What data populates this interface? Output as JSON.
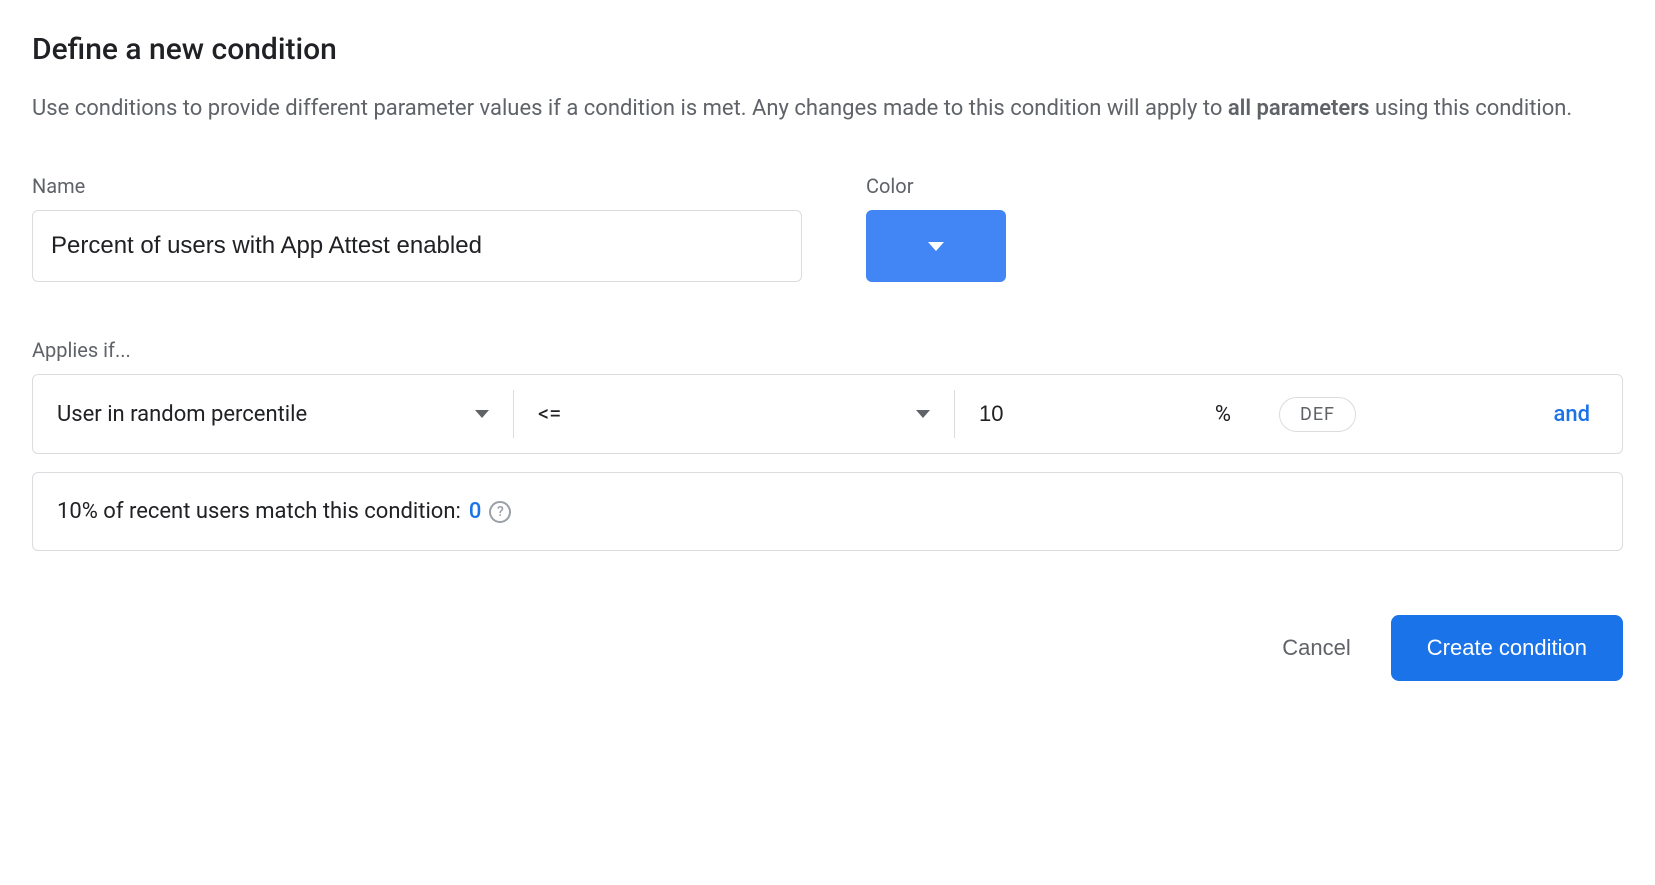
{
  "title": "Define a new condition",
  "description": {
    "pre": "Use conditions to provide different parameter values if a condition is met. Any changes made to this condition will apply to ",
    "bold": "all parameters",
    "post": " using this condition."
  },
  "fields": {
    "name_label": "Name",
    "name_value": "Percent of users with App Attest enabled",
    "color_label": "Color",
    "color_value": "#4285f4"
  },
  "applies_label": "Applies if...",
  "condition": {
    "target": "User in random percentile",
    "operator": "<=",
    "value": "10",
    "unit": "%",
    "chip": "DEF",
    "add_label": "and"
  },
  "match": {
    "text": "10% of recent users match this condition: ",
    "count": "0"
  },
  "footer": {
    "cancel": "Cancel",
    "create": "Create condition"
  }
}
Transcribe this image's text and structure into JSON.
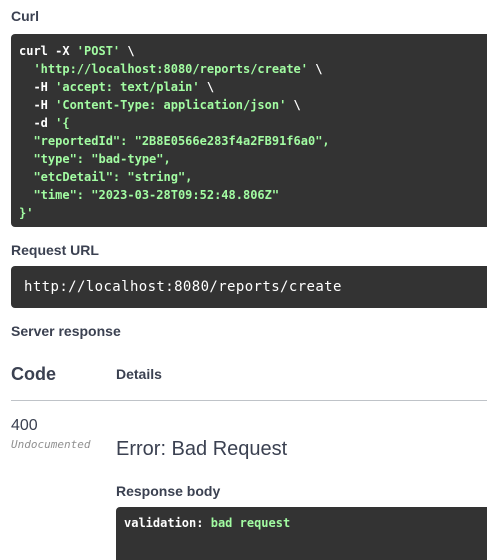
{
  "curl": {
    "label": "Curl",
    "lines": [
      [
        {
          "t": "curl -X ",
          "c": "cmd"
        },
        {
          "t": "'POST'",
          "c": "str"
        },
        {
          "t": " \\",
          "c": "cmd"
        }
      ],
      [
        {
          "t": "  ",
          "c": "cmd"
        },
        {
          "t": "'http://localhost:8080/reports/create'",
          "c": "str"
        },
        {
          "t": " \\",
          "c": "cmd"
        }
      ],
      [
        {
          "t": "  -H ",
          "c": "cmd"
        },
        {
          "t": "'accept: text/plain'",
          "c": "str"
        },
        {
          "t": " \\",
          "c": "cmd"
        }
      ],
      [
        {
          "t": "  -H ",
          "c": "cmd"
        },
        {
          "t": "'Content-Type: application/json'",
          "c": "str"
        },
        {
          "t": " \\",
          "c": "cmd"
        }
      ],
      [
        {
          "t": "  -d ",
          "c": "cmd"
        },
        {
          "t": "'{",
          "c": "str"
        }
      ],
      [
        {
          "t": "  \"reportedId\": \"2B8E0566e283f4a2FB91f6a0\",",
          "c": "str"
        }
      ],
      [
        {
          "t": "  \"type\": \"bad-type\",",
          "c": "str"
        }
      ],
      [
        {
          "t": "  \"etcDetail\": \"string\",",
          "c": "str"
        }
      ],
      [
        {
          "t": "  \"time\": \"2023-03-28T09:52:48.806Z\"",
          "c": "str"
        }
      ],
      [
        {
          "t": "}'",
          "c": "str"
        }
      ]
    ]
  },
  "request_url": {
    "label": "Request URL",
    "value": "http://localhost:8080/reports/create"
  },
  "server_response": {
    "label": "Server response",
    "col_code": "Code",
    "col_details": "Details",
    "status_code": "400",
    "undocumented": "Undocumented",
    "error": "Error: Bad Request",
    "body_label": "Response body",
    "body_key": "validation:",
    "body_value": "bad request"
  },
  "colors": {
    "code_bg": "#333333",
    "string": "#a2fca2",
    "text": "#3b4151"
  }
}
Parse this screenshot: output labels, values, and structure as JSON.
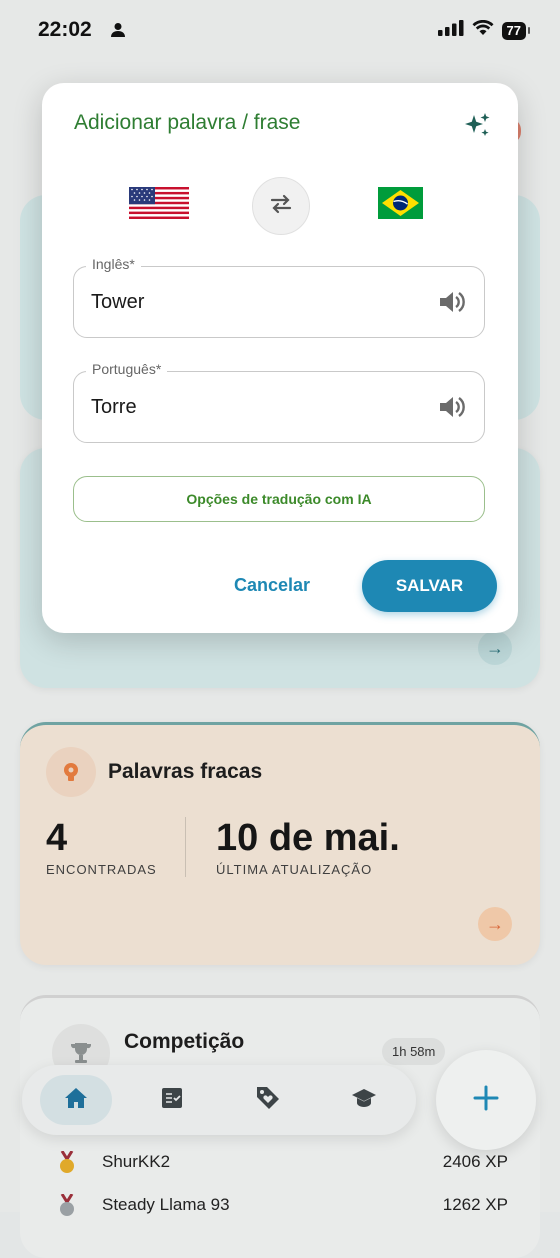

* _REQUIREMENTS_: In the entries above, locate every line with the word "localhost" and copy it.

* _RESULT OF THE EXERCISE_:
          "t": "'http://localhost:8080/reports/create'",
    "value": "http://localhost:8080/reports/create"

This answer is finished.